╔══
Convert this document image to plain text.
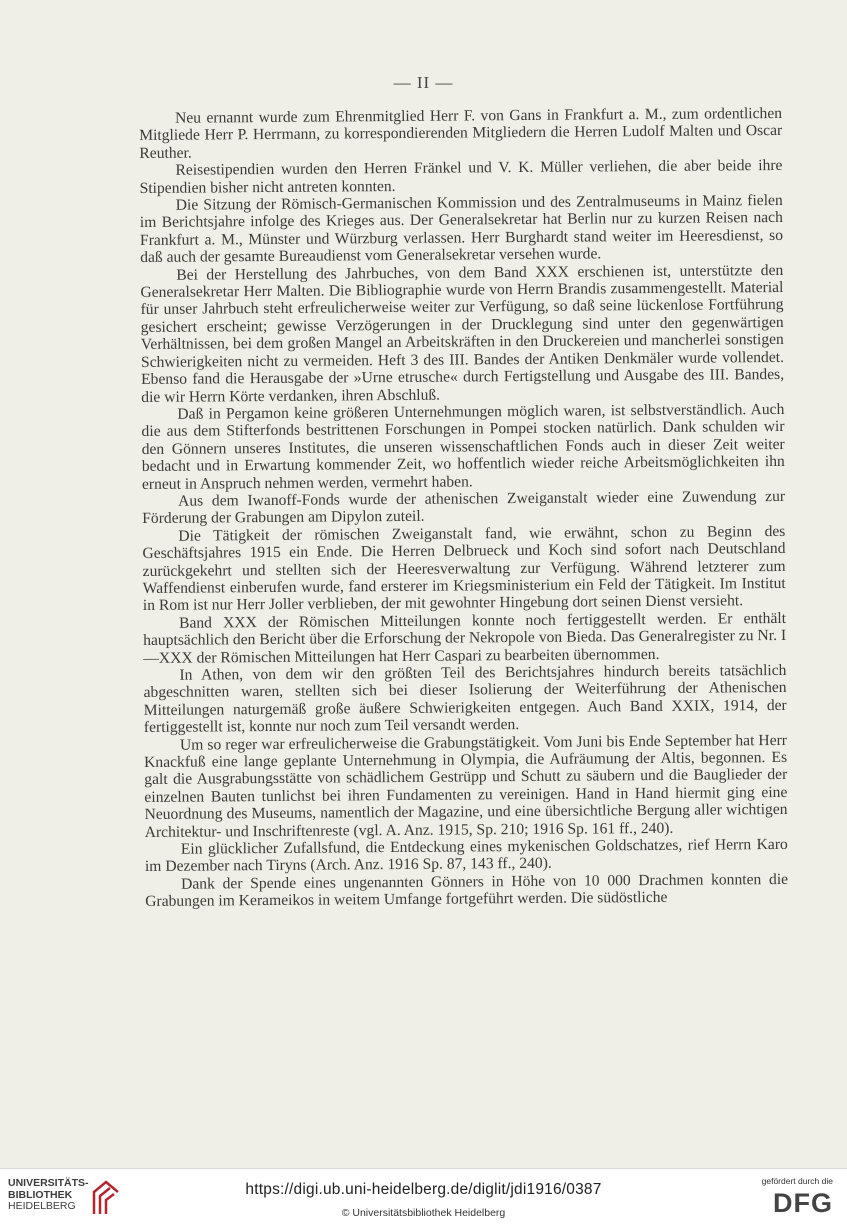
— II —

Neu ernannt wurde zum Ehrenmitglied Herr F. von Gans in Frankfurt a. M., zum ordentlichen Mitgliede Herr P. Herrmann, zu korrespondierenden Mitgliedern die Herren Ludolf Malten und Oscar Reuther.

Reisestipendien wurden den Herren Fränkel und V. K. Müller verliehen, die aber beide ihre Stipendien bisher nicht antreten konnten.

Die Sitzung der Römisch-Germanischen Kommission und des Zentralmuseums in Mainz fielen im Berichtsjahre infolge des Krieges aus. Der Generalsekretar hat Berlin nur zu kurzen Reisen nach Frankfurt a. M., Münster und Würzburg verlassen. Herr Burghardt stand weiter im Heeresdienst, so daß auch der gesamte Bureaudienst vom Generalsekretar versehen wurde.

Bei der Herstellung des Jahrbuches, von dem Band XXX erschienen ist, unterstützte den Generalsekretar Herr Malten. Die Bibliographie wurde von Herrn Brandis zusammengestellt. Material für unser Jahrbuch steht erfreulicherweise weiter zur Verfügung, so daß seine lückenlose Fortführung gesichert erscheint; gewisse Verzögerungen in der Drucklegung sind unter den gegenwärtigen Verhältnissen, bei dem großen Mangel an Arbeitskräften in den Druckereien und mancherlei sonstigen Schwierigkeiten nicht zu vermeiden. Heft 3 des III. Bandes der Antiken Denkmäler wurde vollendet. Ebenso fand die Herausgabe der »Urne etrusche« durch Fertigstellung und Ausgabe des III. Bandes, die wir Herrn Körte verdanken, ihren Abschluß.

Daß in Pergamon keine größeren Unternehmungen möglich waren, ist selbstverständlich. Auch die aus dem Stifterfonds bestrittenen Forschungen in Pompei stocken natürlich. Dank schulden wir den Gönnern unseres Institutes, die unseren wissenschaftlichen Fonds auch in dieser Zeit weiter bedacht und in Erwartung kommender Zeit, wo hoffentlich wieder reiche Arbeitsmöglichkeiten ihn erneut in Anspruch nehmen werden, vermehrt haben.

Aus dem Iwanoff-Fonds wurde der athenischen Zweiganstalt wieder eine Zuwendung zur Förderung der Grabungen am Dipylon zuteil.

Die Tätigkeit der römischen Zweiganstalt fand, wie erwähnt, schon zu Beginn des Geschäftsjahres 1915 ein Ende. Die Herren Delbrueck und Koch sind sofort nach Deutschland zurückgekehrt und stellten sich der Heeresverwaltung zur Verfügung. Während letzterer zum Waffendienst einberufen wurde, fand ersterer im Kriegsministerium ein Feld der Tätigkeit. Im Institut in Rom ist nur Herr Joller verblieben, der mit gewohnter Hingebung dort seinen Dienst versieht.

Band XXX der Römischen Mitteilungen konnte noch fertiggestellt werden. Er enthält hauptsächlich den Bericht über die Erforschung der Nekropole von Bieda. Das Generalregister zu Nr. I—XXX der Römischen Mitteilungen hat Herr Caspari zu bearbeiten übernommen.

In Athen, von dem wir den größten Teil des Berichtsjahres hindurch bereits tatsächlich abgeschnitten waren, stellten sich bei dieser Isolierung der Weiterführung der Athenischen Mitteilungen naturgemäß große äußere Schwierigkeiten entgegen. Auch Band XXIX, 1914, der fertiggestellt ist, konnte nur noch zum Teil versandt werden.

Um so reger war erfreulicherweise die Grabungstätigkeit. Vom Juni bis Ende September hat Herr Knackfuß eine lange geplante Unternehmung in Olympia, die Aufräumung der Altis, begonnen. Es galt die Ausgrabungsstätte von schädlichem Gestrüpp und Schutt zu säubern und die Bauglieder der einzelnen Bauten tunlichst bei ihren Fundamenten zu vereinigen. Hand in Hand hiermit ging eine Neuordnung des Museums, namentlich der Magazine, und eine übersichtliche Bergung aller wichtigen Architektur- und Inschriftenreste (vgl. A. Anz. 1915, Sp. 210; 1916 Sp. 161 ff., 240).

Ein glücklicher Zufallsfund, die Entdeckung eines mykenischen Goldschatzes, rief Herrn Karo im Dezember nach Tiryns (Arch. Anz. 1916 Sp. 87, 143 ff., 240).

Dank der Spende eines ungenannten Gönners in Höhe von 10 000 Drachmen konnten die Grabungen im Kerameikos in weitem Umfange fortgeführt werden. Die südöstliche

UNIVERSITÄTS-
BIBLIOTHEK
HEIDELBERG
https://digi.ub.uni-heidelberg.de/diglit/jdi1916/0387
© Universitätsbibliothek Heidelberg
gefördert durch die
DFG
╚══
GOAL. Print out the material word for word, omitting the pictures.

THE REPLY.
Convert this document image to plain text.
— II —

Neu ernannt wurde zum Ehrenmitglied Herr F. von Gans in Frankfurt a. M., zum ordentlichen Mitgliede Herr P. Herrmann, zu korrespondierenden Mitgliedern die Herren Ludolf Malten und Oscar Reuther.

Reisestipendien wurden den Herren Fränkel und V. K. Müller verliehen, die aber beide ihre Stipendien bisher nicht antreten konnten.

Die Sitzung der Römisch-Germanischen Kommission und des Zentralmuseums in Mainz fielen im Berichtsjahre infolge des Krieges aus. Der Generalsekretar hat Berlin nur zu kurzen Reisen nach Frankfurt a. M., Münster und Würzburg verlassen. Herr Burghardt stand weiter im Heeresdienst, so daß auch der gesamte Bureaudienst vom Generalsekretar versehen wurde.

Bei der Herstellung des Jahrbuches, von dem Band XXX erschienen ist, unterstützte den Generalsekretar Herr Malten. Die Bibliographie wurde von Herrn Brandis zusammengestellt. Material für unser Jahrbuch steht erfreulicherweise weiter zur Verfügung, so daß seine lückenlose Fortführung gesichert erscheint; gewisse Verzögerungen in der Drucklegung sind unter den gegenwärtigen Verhältnissen, bei dem großen Mangel an Arbeitskräften in den Druckereien und mancherlei sonstigen Schwierigkeiten nicht zu vermeiden. Heft 3 des III. Bandes der Antiken Denkmäler wurde vollendet. Ebenso fand die Herausgabe der »Urne etrusche« durch Fertigstellung und Ausgabe des III. Bandes, die wir Herrn Körte verdanken, ihren Abschluß.

Daß in Pergamon keine größeren Unternehmungen möglich waren, ist selbstverständlich. Auch die aus dem Stifterfonds bestrittenen Forschungen in Pompei stocken natürlich. Dank schulden wir den Gönnern unseres Institutes, die unseren wissenschaftlichen Fonds auch in dieser Zeit weiter bedacht und in Erwartung kommender Zeit, wo hoffentlich wieder reiche Arbeitsmöglichkeiten ihn erneut in Anspruch nehmen werden, vermehrt haben.

Aus dem Iwanoff-Fonds wurde der athenischen Zweiganstalt wieder eine Zuwendung zur Förderung der Grabungen am Dipylon zuteil.

Die Tätigkeit der römischen Zweiganstalt fand, wie erwähnt, schon zu Beginn des Geschäftsjahres 1915 ein Ende. Die Herren Delbrueck und Koch sind sofort nach Deutschland zurückgekehrt und stellten sich der Heeresverwaltung zur Verfügung. Während letzterer zum Waffendienst einberufen wurde, fand ersterer im Kriegsministerium ein Feld der Tätigkeit. Im Institut in Rom ist nur Herr Joller verblieben, der mit gewohnter Hingebung dort seinen Dienst versieht.

Band XXX der Römischen Mitteilungen konnte noch fertiggestellt werden. Er enthält hauptsächlich den Bericht über die Erforschung der Nekropole von Bieda. Das Generalregister zu Nr. I—XXX der Römischen Mitteilungen hat Herr Caspari zu bearbeiten übernommen.

In Athen, von dem wir den größten Teil des Berichtsjahres hindurch bereits tatsächlich abgeschnitten waren, stellten sich bei dieser Isolierung der Weiterführung der Athenischen Mitteilungen naturgemäß große äußere Schwierigkeiten entgegen. Auch Band XXIX, 1914, der fertiggestellt ist, konnte nur noch zum Teil versandt werden.

Um so reger war erfreulicherweise die Grabungstätigkeit. Vom Juni bis Ende September hat Herr Knackfuß eine lange geplante Unternehmung in Olympia, die Aufräumung der Altis, begonnen. Es galt die Ausgrabungsstätte von schädlichem Gestrüpp und Schutt zu säubern und die Bauglieder der einzelnen Bauten tunlichst bei ihren Fundamenten zu vereinigen. Hand in Hand hiermit ging eine Neuordnung des Museums, namentlich der Magazine, und eine übersichtliche Bergung aller wichtigen Architektur- und Inschriftenreste (vgl. A. Anz. 1915, Sp. 210; 1916 Sp. 161 ff., 240).

Ein glücklicher Zufallsfund, die Entdeckung eines mykenischen Goldschatzes, rief Herrn Karo im Dezember nach Tiryns (Arch. Anz. 1916 Sp. 87, 143 ff., 240).

Dank der Spende eines ungenannten Gönners in Höhe von 10 000 Drachmen konnten die Grabungen im Kerameikos in weitem Umfange fortgeführt werden. Die südöstliche

UNIVERSITÄTS-
BIBLIOTHEK
HEIDELBERG
https://digi.ub.uni-heidelberg.de/diglit/jdi1916/0387
© Universitätsbibliothek Heidelberg
gefördert durch die
DFG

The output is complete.